What is needed is an exact copy of all the data.

━━━━━━━━━━━━━━━━━━━━━━━━━━━━━━

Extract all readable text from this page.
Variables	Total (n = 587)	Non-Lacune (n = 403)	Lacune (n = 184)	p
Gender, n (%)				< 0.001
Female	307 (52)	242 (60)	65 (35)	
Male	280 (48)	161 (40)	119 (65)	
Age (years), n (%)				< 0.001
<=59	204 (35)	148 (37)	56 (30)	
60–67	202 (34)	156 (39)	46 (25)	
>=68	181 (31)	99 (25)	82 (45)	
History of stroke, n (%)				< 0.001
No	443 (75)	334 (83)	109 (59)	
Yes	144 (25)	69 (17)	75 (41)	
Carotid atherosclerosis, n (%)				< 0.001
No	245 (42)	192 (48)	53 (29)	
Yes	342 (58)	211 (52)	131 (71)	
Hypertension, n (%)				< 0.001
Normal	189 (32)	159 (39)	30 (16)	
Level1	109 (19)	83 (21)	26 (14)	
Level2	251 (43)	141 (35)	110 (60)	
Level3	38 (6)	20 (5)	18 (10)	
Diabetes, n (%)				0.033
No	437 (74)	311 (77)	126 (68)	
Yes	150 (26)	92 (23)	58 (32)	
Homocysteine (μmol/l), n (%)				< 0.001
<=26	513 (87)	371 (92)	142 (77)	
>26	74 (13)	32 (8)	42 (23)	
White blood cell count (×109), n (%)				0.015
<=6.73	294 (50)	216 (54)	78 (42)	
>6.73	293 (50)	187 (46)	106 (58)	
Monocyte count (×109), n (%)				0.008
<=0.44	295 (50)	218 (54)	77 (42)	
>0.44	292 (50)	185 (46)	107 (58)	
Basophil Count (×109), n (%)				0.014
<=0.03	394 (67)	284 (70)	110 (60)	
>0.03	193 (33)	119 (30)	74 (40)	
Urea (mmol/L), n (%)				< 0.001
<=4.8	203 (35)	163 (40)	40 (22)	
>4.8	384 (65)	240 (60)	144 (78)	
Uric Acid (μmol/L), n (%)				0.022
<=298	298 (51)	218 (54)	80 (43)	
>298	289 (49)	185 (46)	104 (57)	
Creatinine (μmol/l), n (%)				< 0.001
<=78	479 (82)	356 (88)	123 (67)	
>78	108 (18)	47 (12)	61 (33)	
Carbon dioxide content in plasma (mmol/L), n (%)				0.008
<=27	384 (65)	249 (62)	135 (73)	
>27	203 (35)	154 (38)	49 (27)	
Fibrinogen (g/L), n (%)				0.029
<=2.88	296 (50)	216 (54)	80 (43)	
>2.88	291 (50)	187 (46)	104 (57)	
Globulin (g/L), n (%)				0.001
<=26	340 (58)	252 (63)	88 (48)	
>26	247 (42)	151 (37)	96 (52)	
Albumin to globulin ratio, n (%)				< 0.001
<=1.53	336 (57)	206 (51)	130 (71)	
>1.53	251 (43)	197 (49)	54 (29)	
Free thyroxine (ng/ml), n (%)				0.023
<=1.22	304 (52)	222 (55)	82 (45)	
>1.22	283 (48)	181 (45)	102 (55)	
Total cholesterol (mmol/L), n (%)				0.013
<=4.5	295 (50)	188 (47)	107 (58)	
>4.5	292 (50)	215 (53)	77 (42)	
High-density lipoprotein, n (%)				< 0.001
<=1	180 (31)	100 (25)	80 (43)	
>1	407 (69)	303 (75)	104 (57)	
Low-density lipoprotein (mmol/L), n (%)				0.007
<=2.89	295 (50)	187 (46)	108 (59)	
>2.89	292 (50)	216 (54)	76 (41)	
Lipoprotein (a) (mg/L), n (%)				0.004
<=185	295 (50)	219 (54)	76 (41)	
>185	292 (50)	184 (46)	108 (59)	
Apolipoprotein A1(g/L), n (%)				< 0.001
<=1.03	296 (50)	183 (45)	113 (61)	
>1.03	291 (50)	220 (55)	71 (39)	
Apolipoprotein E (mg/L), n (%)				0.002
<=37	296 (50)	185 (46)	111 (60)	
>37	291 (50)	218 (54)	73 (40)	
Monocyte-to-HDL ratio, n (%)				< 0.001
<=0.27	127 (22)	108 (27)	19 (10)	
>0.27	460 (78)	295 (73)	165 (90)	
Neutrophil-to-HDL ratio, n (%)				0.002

━━━━━━━━━━━━━━━━━━━━━━━━━━━━━━

__Response to this exercise__
Extract all readable text from this page.
Variables	Total (n = 587)	Non-Lacune (n = 403)	Lacune (n = 184)	p
Gender, n (%)				< 0.001
Female	307 (52)	242 (60)	65 (35)	
Male	280 (48)	161 (40)	119 (65)	
Age (years), n (%)				< 0.001
<=59	204 (35)	148 (37)	56 (30)	
60–67	202 (34)	156 (39)	46 (25)	
>=68	181 (31)	99 (25)	82 (45)	
History of stroke, n (%)				< 0.001
No	443 (75)	334 (83)	109 (59)	
Yes	144 (25)	69 (17)	75 (41)	
Carotid atherosclerosis, n (%)				< 0.001
No	245 (42)	192 (48)	53 (29)	
Yes	342 (58)	211 (52)	131 (71)	
Hypertension, n (%)				< 0.001
Normal	189 (32)	159 (39)	30 (16)	
Level1	109 (19)	83 (21)	26 (14)	
Level2	251 (43)	141 (35)	110 (60)	
Level3	38 (6)	20 (5)	18 (10)	
Diabetes, n (%)				0.033
No	437 (74)	311 (77)	126 (68)	
Yes	150 (26)	92 (23)	58 (32)	
Homocysteine (μmol/l), n (%)				< 0.001
<=26	513 (87)	371 (92)	142 (77)	
>26	74 (13)	32 (8)	42 (23)	
White blood cell count (×109), n (%)				0.015
<=6.73	294 (50)	216 (54)	78 (42)	
>6.73	293 (50)	187 (46)	106 (58)	
Monocyte count (×109), n (%)				0.008
<=0.44	295 (50)	218 (54)	77 (42)	
>0.44	292 (50)	185 (46)	107 (58)	
Basophil Count (×109), n (%)				0.014
<=0.03	394 (67)	284 (70)	110 (60)	
>0.03	193 (33)	119 (30)	74 (40)	
Urea (mmol/L), n (%)				< 0.001
<=4.8	203 (35)	163 (40)	40 (22)	
>4.8	384 (65)	240 (60)	144 (78)	
Uric Acid (μmol/L), n (%)				0.022
<=298	298 (51)	218 (54)	80 (43)	
>298	289 (49)	185 (46)	104 (57)	
Creatinine (μmol/l), n (%)				< 0.001
<=78	479 (82)	356 (88)	123 (67)	
>78	108 (18)	47 (12)	61 (33)	
Carbon dioxide content in plasma (mmol/L), n (%)				0.008
<=27	384 (65)	249 (62)	135 (73)	
>27	203 (35)	154 (38)	49 (27)	
Fibrinogen (g/L), n (%)				0.029
<=2.88	296 (50)	216 (54)	80 (43)	
>2.88	291 (50)	187 (46)	104 (57)	
Globulin (g/L), n (%)				0.001
<=26	340 (58)	252 (63)	88 (48)	
>26	247 (42)	151 (37)	96 (52)	
Albumin to globulin ratio, n (%)				< 0.001
<=1.53	336 (57)	206 (51)	130 (71)	
>1.53	251 (43)	197 (49)	54 (29)	
Free thyroxine (ng/ml), n (%)				0.023
<=1.22	304 (52)	222 (55)	82 (45)	
>1.22	283 (48)	181 (45)	102 (55)	
Total cholesterol (mmol/L), n (%)				0.013
<=4.5	295 (50)	188 (47)	107 (58)	
>4.5	292 (50)	215 (53)	77 (42)	
High-density lipoprotein, n (%)				< 0.001
<=1	180 (31)	100 (25)	80 (43)	
>1	407 (69)	303 (75)	104 (57)	
Low-density lipoprotein (mmol/L), n (%)				0.007
<=2.89	295 (50)	187 (46)	108 (59)	
>2.89	292 (50)	216 (54)	76 (41)	
Lipoprotein (a) (mg/L), n (%)				0.004
<=185	295 (50)	219 (54)	76 (41)	
>185	292 (50)	184 (46)	108 (59)	
Apolipoprotein A1(g/L), n (%)				< 0.001
<=1.03	296 (50)	183 (45)	113 (61)	
>1.03	291 (50)	220 (55)	71 (39)	
Apolipoprotein E (mg/L), n (%)				0.002
<=37	296 (50)	185 (46)	111 (60)	
>37	291 (50)	218 (54)	73 (40)	
Monocyte-to-HDL ratio, n (%)				< 0.001
<=0.27	127 (22)	108 (27)	19 (10)	
>0.27	460 (78)	295 (73)	165 (90)	
Neutrophil-to-HDL ratio, n (%)				0.002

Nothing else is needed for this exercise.